SET EXERCISE: Copy the lines of the data below word for word, beginning with the line containing "- svg-text:400 Commits" and ending with the line containing "- svg-text:Eleanor Farmer: Eleanor", both included.

EXTRACTED MATERIAL:
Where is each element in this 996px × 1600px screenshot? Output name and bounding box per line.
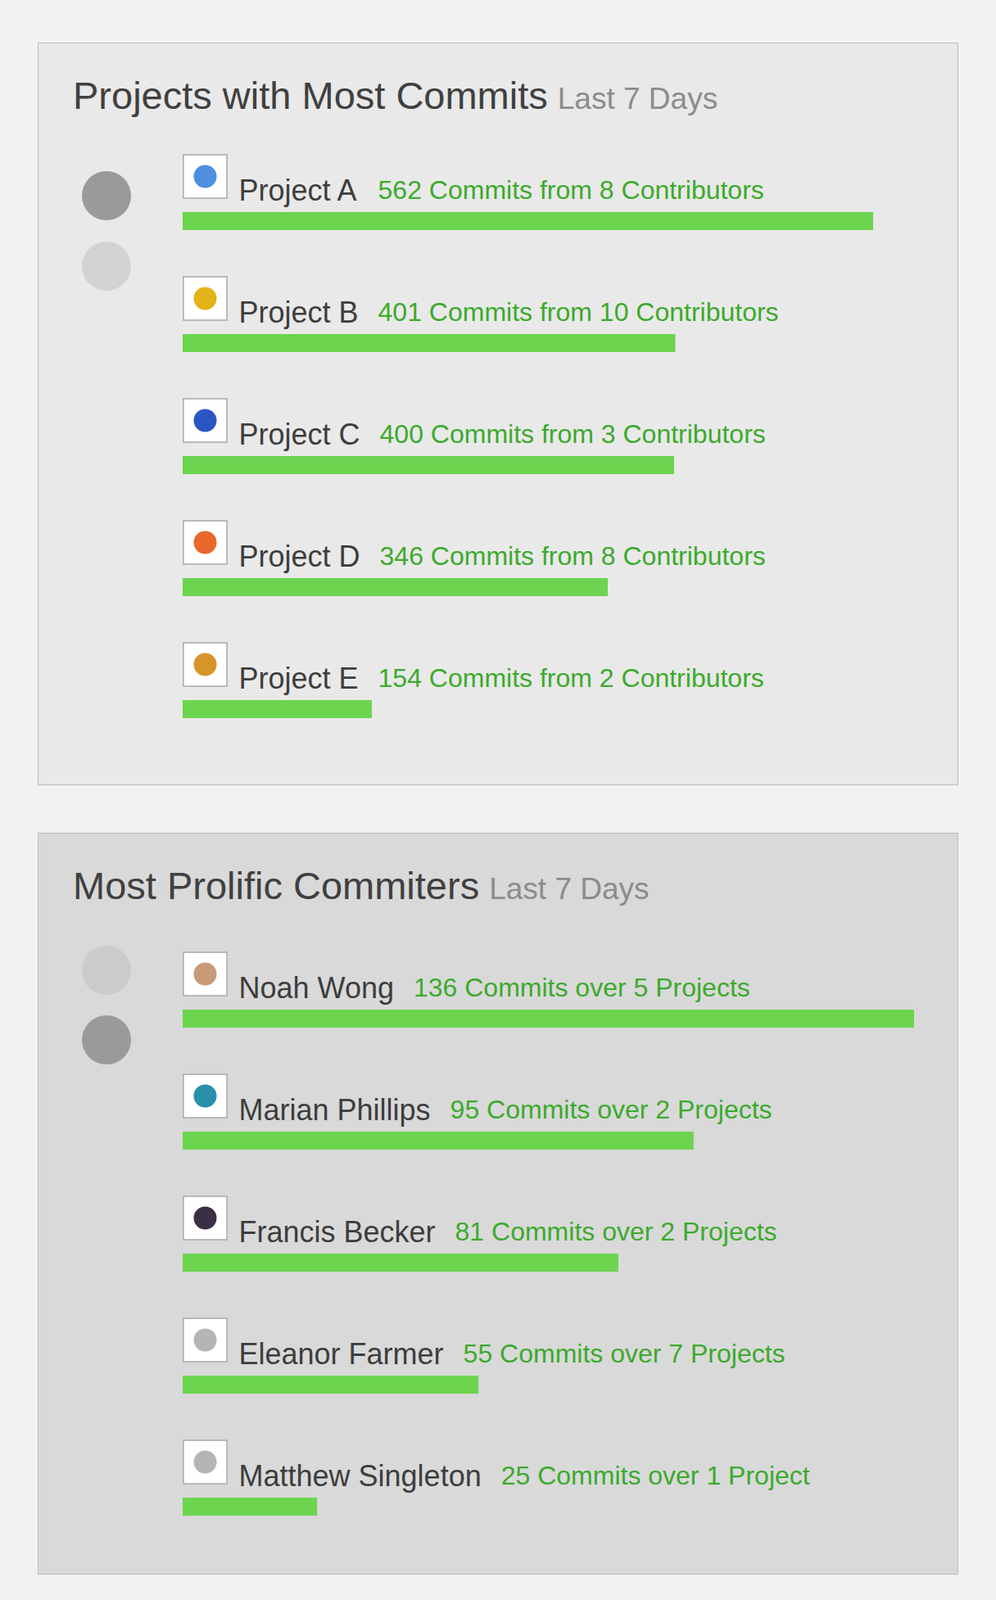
- svg-text:400 Commits from 3 Contributor: 400 Commits from 3 Contributors: [380, 419, 766, 449]
- svg-text:25 Commits over 1 Project: 25 Commits over 1 Project: [501, 1461, 811, 1491]
- svg-text:Project D: Project D: [239, 539, 361, 574]
- svg-text:Marian Phillips: Marian Phillips: [239, 1093, 431, 1128]
- svg-text:Eleanor Farmer: Eleanor Farmer: [239, 1337, 444, 1372]
- svg-text:Project A: Project A: [239, 173, 358, 208]
- svg-text:55 Commits over 7 Projects: 55 Commits over 7 Projects: [463, 1339, 786, 1369]
- svg-text:154 Commits from 2 Contributor: 154 Commits from 2 Contributors: [378, 663, 765, 693]
- html-text:Most Prolific Commiters Last 7: Most Prolific Commiters Last 7 Days: [72, 864, 650, 908]
- svg-text:Matthew Singleton: Matthew Singleton: [239, 1459, 482, 1494]
- svg-text:136 Commits over 5 Projects: 136 Commits over 5 Projects: [413, 973, 751, 1003]
- svg-text:Project C: Project C: [239, 417, 361, 452]
- svg-text:81 Commits over 2 Projects: 81 Commits over 2 Projects: [455, 1217, 778, 1247]
- svg-text:95 Commits over 2 Projects: 95 Commits over 2 Projects: [450, 1095, 773, 1125]
- svg-text:346 Commits from 8 Contributor: 346 Commits from 8 Contributors: [380, 541, 766, 571]
- svg-text:Noah Wong: Noah Wong: [239, 971, 394, 1006]
- svg-text:Project B: Project B: [239, 295, 359, 330]
- svg-text:Project E: Project E: [239, 661, 359, 696]
- svg-text:Francis Becker: Francis Becker: [239, 1215, 436, 1250]
- html-text:Projects with Most Commits Las: Projects with Most Commits Last 7 Days: [72, 73, 718, 118]
- svg-text:401 Commits from 10 Contributo: 401 Commits from 10 Contributors: [378, 297, 779, 327]
- svg-text:562 Commits from 8 Contributor: 562 Commits from 8 Contributors: [378, 175, 765, 205]
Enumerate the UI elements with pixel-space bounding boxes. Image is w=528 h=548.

FINISHED TASK:
- svg-text:400 Commits from 3 Contributor: 400 Commits from 3 Contributors: [380, 419, 766, 449]
- svg-text:25 Commits over 1 Project: 25 Commits over 1 Project: [501, 1461, 811, 1491]
- svg-text:Project D: Project D: [239, 539, 361, 574]
- svg-text:Marian Phillips: Marian Phillips: [239, 1093, 431, 1128]
- svg-text:Eleanor Farmer: Eleanor Farmer: [239, 1337, 444, 1372]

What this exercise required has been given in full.